## start Material supplied
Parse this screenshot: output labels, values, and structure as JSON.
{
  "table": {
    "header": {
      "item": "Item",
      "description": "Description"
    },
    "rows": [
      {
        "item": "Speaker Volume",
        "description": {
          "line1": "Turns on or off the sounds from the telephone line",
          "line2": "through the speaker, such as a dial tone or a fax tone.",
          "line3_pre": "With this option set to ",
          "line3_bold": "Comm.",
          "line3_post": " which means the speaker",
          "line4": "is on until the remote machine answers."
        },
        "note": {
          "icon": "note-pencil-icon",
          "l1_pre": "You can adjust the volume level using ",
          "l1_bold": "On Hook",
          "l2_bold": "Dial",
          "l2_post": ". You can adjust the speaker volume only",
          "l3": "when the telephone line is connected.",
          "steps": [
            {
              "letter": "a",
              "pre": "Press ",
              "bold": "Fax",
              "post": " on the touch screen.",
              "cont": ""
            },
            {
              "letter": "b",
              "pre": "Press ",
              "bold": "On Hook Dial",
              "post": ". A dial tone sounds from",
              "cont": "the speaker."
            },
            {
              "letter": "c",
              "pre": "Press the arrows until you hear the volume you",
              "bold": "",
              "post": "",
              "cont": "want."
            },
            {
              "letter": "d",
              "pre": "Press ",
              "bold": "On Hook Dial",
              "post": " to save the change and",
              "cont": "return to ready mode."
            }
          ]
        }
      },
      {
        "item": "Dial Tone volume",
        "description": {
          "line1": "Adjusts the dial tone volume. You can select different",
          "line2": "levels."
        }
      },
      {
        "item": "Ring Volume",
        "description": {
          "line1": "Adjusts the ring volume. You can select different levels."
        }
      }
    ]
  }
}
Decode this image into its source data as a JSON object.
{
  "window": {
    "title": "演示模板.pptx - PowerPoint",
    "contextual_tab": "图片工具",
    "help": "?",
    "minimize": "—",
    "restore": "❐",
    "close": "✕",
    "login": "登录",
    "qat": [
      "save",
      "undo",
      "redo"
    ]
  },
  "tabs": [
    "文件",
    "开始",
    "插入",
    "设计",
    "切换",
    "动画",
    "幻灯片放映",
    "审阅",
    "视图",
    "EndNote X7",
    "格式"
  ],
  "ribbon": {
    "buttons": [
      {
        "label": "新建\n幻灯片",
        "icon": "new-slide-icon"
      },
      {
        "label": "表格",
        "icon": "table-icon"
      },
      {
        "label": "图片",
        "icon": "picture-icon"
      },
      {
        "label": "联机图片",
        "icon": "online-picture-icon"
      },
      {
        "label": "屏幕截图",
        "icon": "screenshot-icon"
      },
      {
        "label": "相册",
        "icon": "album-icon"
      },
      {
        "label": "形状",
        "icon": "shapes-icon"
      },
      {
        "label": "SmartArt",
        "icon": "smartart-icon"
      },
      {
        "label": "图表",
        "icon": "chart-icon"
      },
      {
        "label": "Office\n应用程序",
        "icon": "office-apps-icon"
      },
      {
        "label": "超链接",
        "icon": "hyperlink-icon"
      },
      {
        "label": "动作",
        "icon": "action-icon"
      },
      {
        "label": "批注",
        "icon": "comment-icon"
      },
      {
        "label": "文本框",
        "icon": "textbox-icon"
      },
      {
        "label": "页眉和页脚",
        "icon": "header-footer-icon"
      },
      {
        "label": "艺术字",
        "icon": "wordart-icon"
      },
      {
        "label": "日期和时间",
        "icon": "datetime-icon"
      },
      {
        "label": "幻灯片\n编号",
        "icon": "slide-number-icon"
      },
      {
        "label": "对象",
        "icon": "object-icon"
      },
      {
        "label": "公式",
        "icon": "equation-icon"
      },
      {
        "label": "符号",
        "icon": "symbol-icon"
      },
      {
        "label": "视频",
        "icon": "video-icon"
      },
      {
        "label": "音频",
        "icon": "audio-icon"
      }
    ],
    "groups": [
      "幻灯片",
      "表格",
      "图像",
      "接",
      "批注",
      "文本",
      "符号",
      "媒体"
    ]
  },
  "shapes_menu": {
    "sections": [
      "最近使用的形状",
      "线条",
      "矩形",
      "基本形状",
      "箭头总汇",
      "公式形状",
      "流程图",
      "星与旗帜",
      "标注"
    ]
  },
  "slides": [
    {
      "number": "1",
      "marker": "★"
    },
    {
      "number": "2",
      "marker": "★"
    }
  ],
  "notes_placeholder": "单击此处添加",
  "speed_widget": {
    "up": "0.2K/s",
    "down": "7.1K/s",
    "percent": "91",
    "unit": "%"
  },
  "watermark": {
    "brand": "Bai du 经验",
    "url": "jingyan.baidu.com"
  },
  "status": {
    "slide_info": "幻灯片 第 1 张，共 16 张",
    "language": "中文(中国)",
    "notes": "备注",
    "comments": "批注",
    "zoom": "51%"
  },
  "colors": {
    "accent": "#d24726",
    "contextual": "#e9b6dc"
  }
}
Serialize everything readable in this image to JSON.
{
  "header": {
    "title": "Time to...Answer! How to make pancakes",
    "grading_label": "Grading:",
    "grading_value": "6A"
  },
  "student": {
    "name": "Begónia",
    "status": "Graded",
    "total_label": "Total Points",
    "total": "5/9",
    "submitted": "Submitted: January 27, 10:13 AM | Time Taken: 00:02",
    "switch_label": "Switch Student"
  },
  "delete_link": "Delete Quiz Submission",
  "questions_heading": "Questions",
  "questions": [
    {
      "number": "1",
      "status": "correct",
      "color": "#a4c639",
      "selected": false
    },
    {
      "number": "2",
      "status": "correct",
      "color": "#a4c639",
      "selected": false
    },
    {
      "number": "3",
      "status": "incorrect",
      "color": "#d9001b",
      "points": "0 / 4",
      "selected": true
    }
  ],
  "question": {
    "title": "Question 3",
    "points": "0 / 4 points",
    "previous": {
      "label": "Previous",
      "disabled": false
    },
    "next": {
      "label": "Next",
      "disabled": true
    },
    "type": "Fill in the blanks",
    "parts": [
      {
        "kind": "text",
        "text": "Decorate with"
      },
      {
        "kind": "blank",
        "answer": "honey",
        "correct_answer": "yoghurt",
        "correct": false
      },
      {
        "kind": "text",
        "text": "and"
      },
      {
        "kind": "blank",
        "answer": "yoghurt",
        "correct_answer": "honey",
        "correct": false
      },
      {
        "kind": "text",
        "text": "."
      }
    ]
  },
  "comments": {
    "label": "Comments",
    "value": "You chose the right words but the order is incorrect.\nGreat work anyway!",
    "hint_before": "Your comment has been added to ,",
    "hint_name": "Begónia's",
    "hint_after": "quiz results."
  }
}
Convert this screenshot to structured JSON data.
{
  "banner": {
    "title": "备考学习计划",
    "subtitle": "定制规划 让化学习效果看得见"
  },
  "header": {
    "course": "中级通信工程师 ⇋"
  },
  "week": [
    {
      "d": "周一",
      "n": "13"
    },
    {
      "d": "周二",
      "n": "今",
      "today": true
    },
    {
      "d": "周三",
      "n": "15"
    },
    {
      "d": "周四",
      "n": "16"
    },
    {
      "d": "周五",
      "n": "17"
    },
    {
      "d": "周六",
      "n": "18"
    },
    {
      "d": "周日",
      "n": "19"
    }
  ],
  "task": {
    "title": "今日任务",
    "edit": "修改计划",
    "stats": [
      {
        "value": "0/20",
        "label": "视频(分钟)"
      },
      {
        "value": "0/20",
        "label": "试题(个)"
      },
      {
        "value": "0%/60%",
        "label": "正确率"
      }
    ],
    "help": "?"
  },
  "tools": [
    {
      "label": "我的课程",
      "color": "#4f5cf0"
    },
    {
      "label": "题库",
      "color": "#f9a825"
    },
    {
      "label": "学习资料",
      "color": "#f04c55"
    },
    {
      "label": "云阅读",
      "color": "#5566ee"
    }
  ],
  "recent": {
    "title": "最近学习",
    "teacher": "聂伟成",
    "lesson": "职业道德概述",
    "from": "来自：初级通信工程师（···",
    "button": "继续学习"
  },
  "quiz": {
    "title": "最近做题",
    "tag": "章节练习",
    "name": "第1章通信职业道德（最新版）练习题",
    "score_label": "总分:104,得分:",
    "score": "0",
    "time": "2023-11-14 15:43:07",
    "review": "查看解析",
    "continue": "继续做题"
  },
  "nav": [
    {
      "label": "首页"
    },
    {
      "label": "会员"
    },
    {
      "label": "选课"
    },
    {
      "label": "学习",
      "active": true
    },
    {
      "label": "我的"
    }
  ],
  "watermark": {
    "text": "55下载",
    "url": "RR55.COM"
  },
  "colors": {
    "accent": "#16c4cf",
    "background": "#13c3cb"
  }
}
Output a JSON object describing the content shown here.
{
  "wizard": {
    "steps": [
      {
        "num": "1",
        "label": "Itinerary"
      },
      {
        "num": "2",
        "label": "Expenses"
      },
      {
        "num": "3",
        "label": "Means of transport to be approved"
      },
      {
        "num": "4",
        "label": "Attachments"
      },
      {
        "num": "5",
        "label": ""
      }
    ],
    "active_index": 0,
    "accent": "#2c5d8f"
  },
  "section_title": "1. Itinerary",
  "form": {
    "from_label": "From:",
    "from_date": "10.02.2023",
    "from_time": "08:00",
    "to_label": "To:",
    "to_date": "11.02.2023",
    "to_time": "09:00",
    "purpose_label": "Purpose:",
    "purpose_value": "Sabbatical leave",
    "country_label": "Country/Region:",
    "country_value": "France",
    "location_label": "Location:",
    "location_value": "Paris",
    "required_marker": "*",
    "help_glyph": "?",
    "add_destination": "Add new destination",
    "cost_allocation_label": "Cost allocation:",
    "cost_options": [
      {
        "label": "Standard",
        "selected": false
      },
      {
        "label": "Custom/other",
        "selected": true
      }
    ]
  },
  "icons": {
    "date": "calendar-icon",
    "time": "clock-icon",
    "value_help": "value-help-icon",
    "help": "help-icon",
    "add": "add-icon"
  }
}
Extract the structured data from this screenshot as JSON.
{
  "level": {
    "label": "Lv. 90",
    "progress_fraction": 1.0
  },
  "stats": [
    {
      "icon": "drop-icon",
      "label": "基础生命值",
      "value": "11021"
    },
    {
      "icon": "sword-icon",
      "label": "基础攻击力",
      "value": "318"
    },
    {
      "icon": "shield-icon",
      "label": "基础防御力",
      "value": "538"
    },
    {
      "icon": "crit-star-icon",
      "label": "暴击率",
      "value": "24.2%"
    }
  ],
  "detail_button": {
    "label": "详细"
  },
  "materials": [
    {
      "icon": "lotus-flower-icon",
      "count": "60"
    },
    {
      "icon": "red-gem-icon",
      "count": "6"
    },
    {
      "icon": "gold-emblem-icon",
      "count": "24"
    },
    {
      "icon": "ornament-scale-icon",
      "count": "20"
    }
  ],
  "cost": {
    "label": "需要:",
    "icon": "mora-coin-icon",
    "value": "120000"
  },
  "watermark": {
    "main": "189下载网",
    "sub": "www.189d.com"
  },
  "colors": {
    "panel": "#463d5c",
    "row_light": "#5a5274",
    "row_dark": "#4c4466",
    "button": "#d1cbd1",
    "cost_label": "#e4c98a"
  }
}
## end Material supplied
# What to work on:
Your task is to output exactly the lines running from the one with "Extract the structured" through the final line of the material above, with both ends included.

# Expected answer:
Extract the structured data from this screenshot as JSON.
{
  "level": {
    "label": "Lv. 90",
    "progress_fraction": 1.0
  },
  "stats": [
    {
      "icon": "drop-icon",
      "label": "基础生命值",
      "value": "11021"
    },
    {
      "icon": "sword-icon",
      "label": "基础攻击力",
      "value": "318"
    },
    {
      "icon": "shield-icon",
      "label": "基础防御力",
      "value": "538"
    },
    {
      "icon": "crit-star-icon",
      "label": "暴击率",
      "value": "24.2%"
    }
  ],
  "detail_button": {
    "label": "详细"
  },
  "materials": [
    {
      "icon": "lotus-flower-icon",
      "count": "60"
    },
    {
      "icon": "red-gem-icon",
      "count": "6"
    },
    {
      "icon": "gold-emblem-icon",
      "count": "24"
    },
    {
      "icon": "ornament-scale-icon",
      "count": "20"
    }
  ],
  "cost": {
    "label": "需要:",
    "icon": "mora-coin-icon",
    "value": "120000"
  },
  "watermark": {
    "main": "189下载网",
    "sub": "www.189d.com"
  },
  "colors": {
    "panel": "#463d5c",
    "row_light": "#5a5274",
    "row_dark": "#4c4466",
    "button": "#d1cbd1",
    "cost_label": "#e4c98a"
  }
}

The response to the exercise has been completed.